Rows from a figure dataset
+ + + + + + +
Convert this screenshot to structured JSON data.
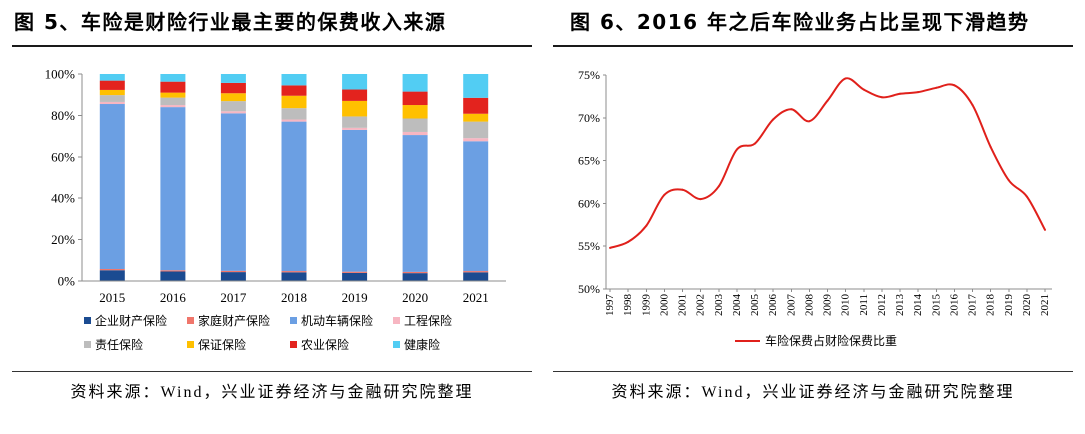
{
  "figures": [
    {
      "title": "图 5、车险是财险行业最主要的保费收入来源",
      "source": "资料来源：Wind，兴业证券经济与金融研究院整理"
    },
    {
      "title": "图 6、2016 年之后车险业务占比呈现下滑趋势",
      "source": "资料来源：Wind，兴业证券经济与金融研究院整理"
    }
  ],
  "chart_data": [
    {
      "type": "bar",
      "stacked": true,
      "categories": [
        "2015",
        "2016",
        "2017",
        "2018",
        "2019",
        "2020",
        "2021"
      ],
      "ylim": [
        0,
        100
      ],
      "yticks": [
        "0%",
        "20%",
        "40%",
        "60%",
        "80%",
        "100%"
      ],
      "grid": false,
      "legend_placement": "bottom",
      "series": [
        {
          "name": "企业财产保险",
          "color": "#1B4B91",
          "values": [
            5.2,
            4.6,
            4.3,
            4.2,
            3.9,
            3.8,
            4.2
          ]
        },
        {
          "name": "家庭财产保险",
          "color": "#F0766B",
          "values": [
            0.6,
            0.6,
            0.6,
            0.6,
            0.6,
            0.6,
            0.6
          ]
        },
        {
          "name": "机动车辆保险",
          "color": "#6B9FE3",
          "values": [
            79.7,
            78.8,
            76.1,
            72.2,
            68.5,
            66.1,
            62.7
          ]
        },
        {
          "name": "工程保险",
          "color": "#F7B6C2",
          "values": [
            1.0,
            1.0,
            1.0,
            1.0,
            1.0,
            1.5,
            1.5
          ]
        },
        {
          "name": "责任保险",
          "color": "#BDBDBD",
          "values": [
            3.3,
            3.6,
            4.9,
            5.5,
            5.5,
            6.5,
            8.0
          ]
        },
        {
          "name": "保证保险",
          "color": "#FFC000",
          "values": [
            2.5,
            2.4,
            3.8,
            6.0,
            7.5,
            6.5,
            3.8
          ]
        },
        {
          "name": "农业保险",
          "color": "#E3231E",
          "values": [
            4.5,
            5.3,
            5.0,
            5.0,
            5.5,
            6.5,
            7.7
          ]
        },
        {
          "name": "健康险",
          "color": "#52CDF3",
          "values": [
            3.2,
            3.7,
            4.3,
            5.5,
            7.5,
            8.5,
            11.5
          ]
        }
      ]
    },
    {
      "type": "line",
      "x": [
        "1997",
        "1998",
        "1999",
        "2000",
        "2001",
        "2002",
        "2003",
        "2004",
        "2005",
        "2006",
        "2007",
        "2008",
        "2009",
        "2010",
        "2011",
        "2012",
        "2013",
        "2014",
        "2015",
        "2016",
        "2017",
        "2018",
        "2019",
        "2020",
        "2021"
      ],
      "ylim": [
        50,
        75
      ],
      "yticks": [
        "50%",
        "55%",
        "60%",
        "65%",
        "70%",
        "75%"
      ],
      "grid": false,
      "legend_placement": "bottom",
      "series": [
        {
          "name": "车险保费占财险保费比重",
          "color": "#E0201B",
          "values": [
            54.8,
            55.5,
            57.4,
            61.0,
            61.6,
            60.5,
            62.0,
            66.3,
            67.0,
            69.8,
            71.0,
            69.6,
            72.0,
            74.6,
            73.3,
            72.4,
            72.8,
            73.0,
            73.5,
            73.8,
            71.5,
            66.6,
            62.7,
            60.8,
            56.9
          ]
        }
      ]
    }
  ]
}
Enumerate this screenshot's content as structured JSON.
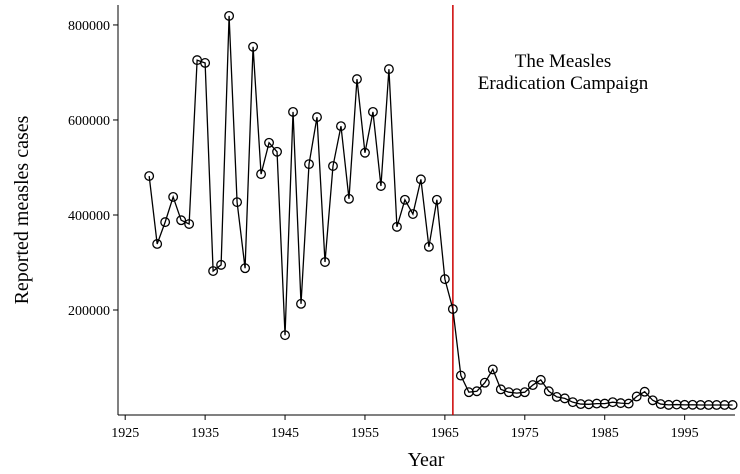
{
  "chart_data": {
    "type": "line",
    "x_label": "Year",
    "y_label": "Reported measles cases",
    "annotation": [
      "The Measles",
      "Eradication Campaign"
    ],
    "vline": {
      "x": 1966,
      "color": "#cc0000"
    },
    "x": [
      1928,
      1929,
      1930,
      1931,
      1932,
      1933,
      1934,
      1935,
      1936,
      1937,
      1938,
      1939,
      1940,
      1941,
      1942,
      1943,
      1944,
      1945,
      1946,
      1947,
      1948,
      1949,
      1950,
      1951,
      1952,
      1953,
      1954,
      1955,
      1956,
      1957,
      1958,
      1959,
      1960,
      1961,
      1962,
      1963,
      1964,
      1965,
      1966,
      1967,
      1968,
      1969,
      1970,
      1971,
      1972,
      1973,
      1974,
      1975,
      1976,
      1977,
      1978,
      1979,
      1980,
      1981,
      1982,
      1983,
      1984,
      1985,
      1986,
      1987,
      1988,
      1989,
      1990,
      1991,
      1992,
      1993,
      1994,
      1995,
      1996,
      1997,
      1998,
      1999,
      2000,
      2001
    ],
    "series": [
      {
        "name": "Reported measles cases",
        "color": "#000000",
        "values": [
          482000,
          339000,
          385000,
          438000,
          389000,
          381000,
          726000,
          720000,
          282000,
          295000,
          819000,
          427000,
          288000,
          754000,
          486000,
          552000,
          533000,
          147000,
          617000,
          213000,
          507000,
          606000,
          301000,
          503000,
          587000,
          434000,
          686000,
          531000,
          617000,
          461000,
          707000,
          375000,
          432000,
          402000,
          475000,
          333000,
          432000,
          265000,
          202000,
          62000,
          27000,
          29000,
          47000,
          75000,
          33000,
          27000,
          25000,
          27000,
          42000,
          53000,
          29000,
          17000,
          14000,
          6000,
          2000,
          1500,
          3000,
          3000,
          6000,
          4000,
          3000,
          18000,
          28000,
          10000,
          2000,
          300,
          1000,
          300,
          500,
          100,
          100,
          100,
          100,
          100
        ]
      }
    ],
    "xlim": [
      1924.1,
      2001.3
    ],
    "ylim": [
      -21000,
      842000
    ],
    "xticks": [
      1925,
      1935,
      1945,
      1955,
      1965,
      1975,
      1985,
      1995
    ],
    "yticks": [
      200000,
      400000,
      600000,
      800000
    ]
  }
}
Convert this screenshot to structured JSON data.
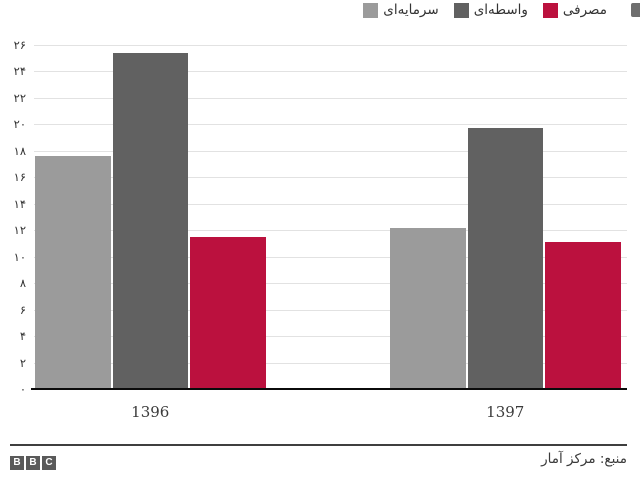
+ + + + + + +
Without including any pictures, output all the entries above exactly.

Convert this screenshot to structured JSON data.
{
  "figures": [
    {
      "title": "图 5、车险是财险行业最主要的保费收入来源",
      "source": "资料来源：Wind，兴业证券经济与金融研究院整理"
    },
    {
      "title": "图 6、2016 年之后车险业务占比呈现下滑趋势",
      "source": "资料来源：Wind，兴业证券经济与金融研究院整理"
    }
  ],
  "chart_data": [
    {
      "type": "bar",
      "stacked": true,
      "categories": [
        "2015",
        "2016",
        "2017",
        "2018",
        "2019",
        "2020",
        "2021"
      ],
      "ylim": [
        0,
        100
      ],
      "yticks": [
        "0%",
        "20%",
        "40%",
        "60%",
        "80%",
        "100%"
      ],
      "grid": false,
      "legend_placement": "bottom",
      "series": [
        {
          "name": "企业财产保险",
          "color": "#1B4B91",
          "values": [
            5.2,
            4.6,
            4.3,
            4.2,
            3.9,
            3.8,
            4.2
          ]
        },
        {
          "name": "家庭财产保险",
          "color": "#F0766B",
          "values": [
            0.6,
            0.6,
            0.6,
            0.6,
            0.6,
            0.6,
            0.6
          ]
        },
        {
          "name": "机动车辆保险",
          "color": "#6B9FE3",
          "values": [
            79.7,
            78.8,
            76.1,
            72.2,
            68.5,
            66.1,
            62.7
          ]
        },
        {
          "name": "工程保险",
          "color": "#F7B6C2",
          "values": [
            1.0,
            1.0,
            1.0,
            1.0,
            1.0,
            1.5,
            1.5
          ]
        },
        {
          "name": "责任保险",
          "color": "#BDBDBD",
          "values": [
            3.3,
            3.6,
            4.9,
            5.5,
            5.5,
            6.5,
            8.0
          ]
        },
        {
          "name": "保证保险",
          "color": "#FFC000",
          "values": [
            2.5,
            2.4,
            3.8,
            6.0,
            7.5,
            6.5,
            3.8
          ]
        },
        {
          "name": "农业保险",
          "color": "#E3231E",
          "values": [
            4.5,
            5.3,
            5.0,
            5.0,
            5.5,
            6.5,
            7.7
          ]
        },
        {
          "name": "健康险",
          "color": "#52CDF3",
          "values": [
            3.2,
            3.7,
            4.3,
            5.5,
            7.5,
            8.5,
            11.5
          ]
        }
      ]
    },
    {
      "type": "line",
      "x": [
        "1997",
        "1998",
        "1999",
        "2000",
        "2001",
        "2002",
        "2003",
        "2004",
        "2005",
        "2006",
        "2007",
        "2008",
        "2009",
        "2010",
        "2011",
        "2012",
        "2013",
        "2014",
        "2015",
        "2016",
        "2017",
        "2018",
        "2019",
        "2020",
        "2021"
      ],
      "ylim": [
        50,
        75
      ],
      "yticks": [
        "50%",
        "55%",
        "60%",
        "65%",
        "70%",
        "75%"
      ],
      "grid": false,
      "legend_placement": "bottom",
      "series": [
        {
          "name": "车险保费占财险保费比重",
          "color": "#E0201B",
          "values": [
            54.8,
            55.5,
            57.4,
            61.0,
            61.6,
            60.5,
            62.0,
            66.3,
            67.0,
            69.8,
            71.0,
            69.6,
            72.0,
            74.6,
            73.3,
            72.4,
            72.8,
            73.0,
            73.5,
            73.8,
            71.5,
            66.6,
            62.7,
            60.8,
            56.9
          ]
        }
      ]
    }
  ]
}
Enumerate this screenshot's content as structured JSON.
{
  "chart_data": {
    "type": "line",
    "x_label": "Year",
    "y_label": "Reported measles cases",
    "annotation": [
      "The Measles",
      "Eradication Campaign"
    ],
    "vline": {
      "x": 1966,
      "color": "#cc0000"
    },
    "x": [
      1928,
      1929,
      1930,
      1931,
      1932,
      1933,
      1934,
      1935,
      1936,
      1937,
      1938,
      1939,
      1940,
      1941,
      1942,
      1943,
      1944,
      1945,
      1946,
      1947,
      1948,
      1949,
      1950,
      1951,
      1952,
      1953,
      1954,
      1955,
      1956,
      1957,
      1958,
      1959,
      1960,
      1961,
      1962,
      1963,
      1964,
      1965,
      1966,
      1967,
      1968,
      1969,
      1970,
      1971,
      1972,
      1973,
      1974,
      1975,
      1976,
      1977,
      1978,
      1979,
      1980,
      1981,
      1982,
      1983,
      1984,
      1985,
      1986,
      1987,
      1988,
      1989,
      1990,
      1991,
      1992,
      1993,
      1994,
      1995,
      1996,
      1997,
      1998,
      1999,
      2000,
      2001
    ],
    "series": [
      {
        "name": "Reported measles cases",
        "color": "#000000",
        "values": [
          482000,
          339000,
          385000,
          438000,
          389000,
          381000,
          726000,
          720000,
          282000,
          295000,
          819000,
          427000,
          288000,
          754000,
          486000,
          552000,
          533000,
          147000,
          617000,
          213000,
          507000,
          606000,
          301000,
          503000,
          587000,
          434000,
          686000,
          531000,
          617000,
          461000,
          707000,
          375000,
          432000,
          402000,
          475000,
          333000,
          432000,
          265000,
          202000,
          62000,
          27000,
          29000,
          47000,
          75000,
          33000,
          27000,
          25000,
          27000,
          42000,
          53000,
          29000,
          17000,
          14000,
          6000,
          2000,
          1500,
          3000,
          3000,
          6000,
          4000,
          3000,
          18000,
          28000,
          10000,
          2000,
          300,
          1000,
          300,
          500,
          100,
          100,
          100,
          100,
          100
        ]
      }
    ],
    "xlim": [
      1924.1,
      2001.3
    ],
    "ylim": [
      -21000,
      842000
    ],
    "xticks": [
      1925,
      1935,
      1945,
      1955,
      1965,
      1975,
      1985,
      1995
    ],
    "yticks": [
      200000,
      400000,
      600000,
      800000
    ]
  }
}
Convert this screenshot to structured JSON data.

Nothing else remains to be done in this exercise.